Filter this material down to the lines that hold "medical", copying each one.

Dataset items
+ + + + +

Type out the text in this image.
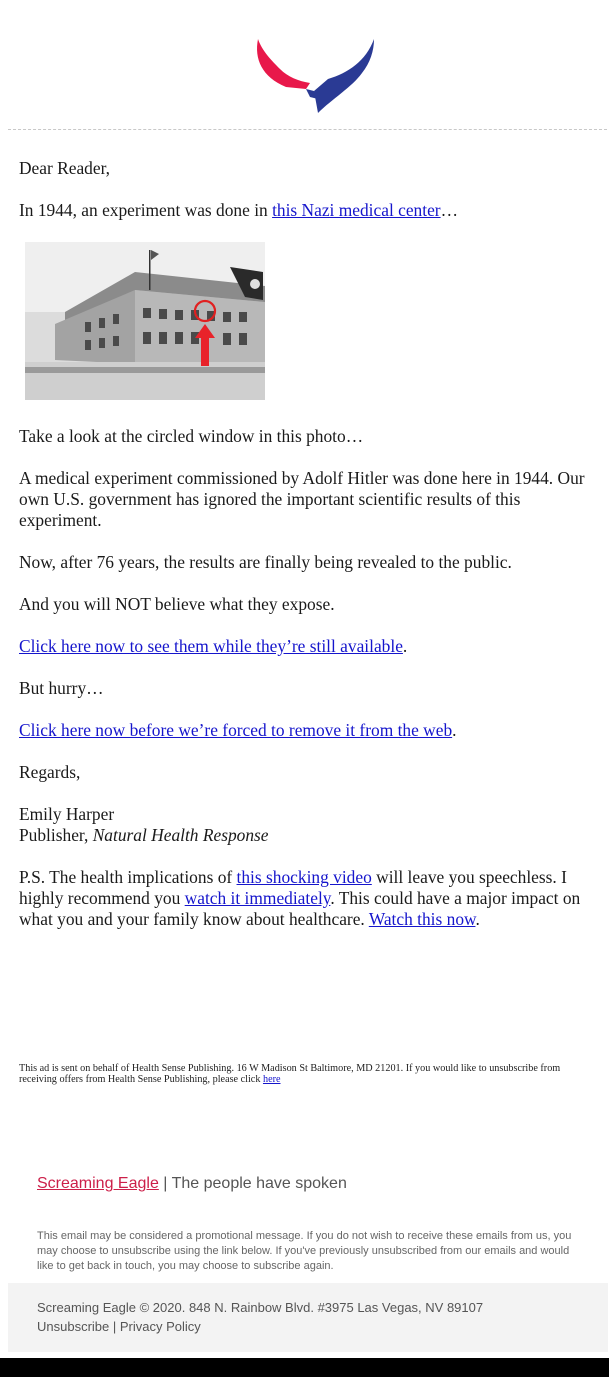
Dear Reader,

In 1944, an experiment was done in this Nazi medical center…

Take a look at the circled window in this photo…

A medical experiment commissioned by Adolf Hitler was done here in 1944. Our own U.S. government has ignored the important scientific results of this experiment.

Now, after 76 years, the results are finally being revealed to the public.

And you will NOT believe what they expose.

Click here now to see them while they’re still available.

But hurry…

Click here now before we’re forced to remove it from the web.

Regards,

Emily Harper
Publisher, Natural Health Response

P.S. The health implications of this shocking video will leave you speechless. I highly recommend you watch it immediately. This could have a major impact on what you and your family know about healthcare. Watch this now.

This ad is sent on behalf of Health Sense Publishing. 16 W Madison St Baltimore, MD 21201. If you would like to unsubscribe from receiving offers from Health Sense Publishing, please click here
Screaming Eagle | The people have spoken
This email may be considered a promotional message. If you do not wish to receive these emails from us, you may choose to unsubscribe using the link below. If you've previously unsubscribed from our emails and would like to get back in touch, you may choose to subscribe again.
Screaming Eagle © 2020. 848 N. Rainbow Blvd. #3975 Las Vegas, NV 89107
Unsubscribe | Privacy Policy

+ + + + +

• Task response:
In 1944, an experiment was done in this Nazi medical center…
A medical experiment commissioned by Adolf Hitler was done here in 1944. Our own U.S. government has ignored the important scientific results of this experiment.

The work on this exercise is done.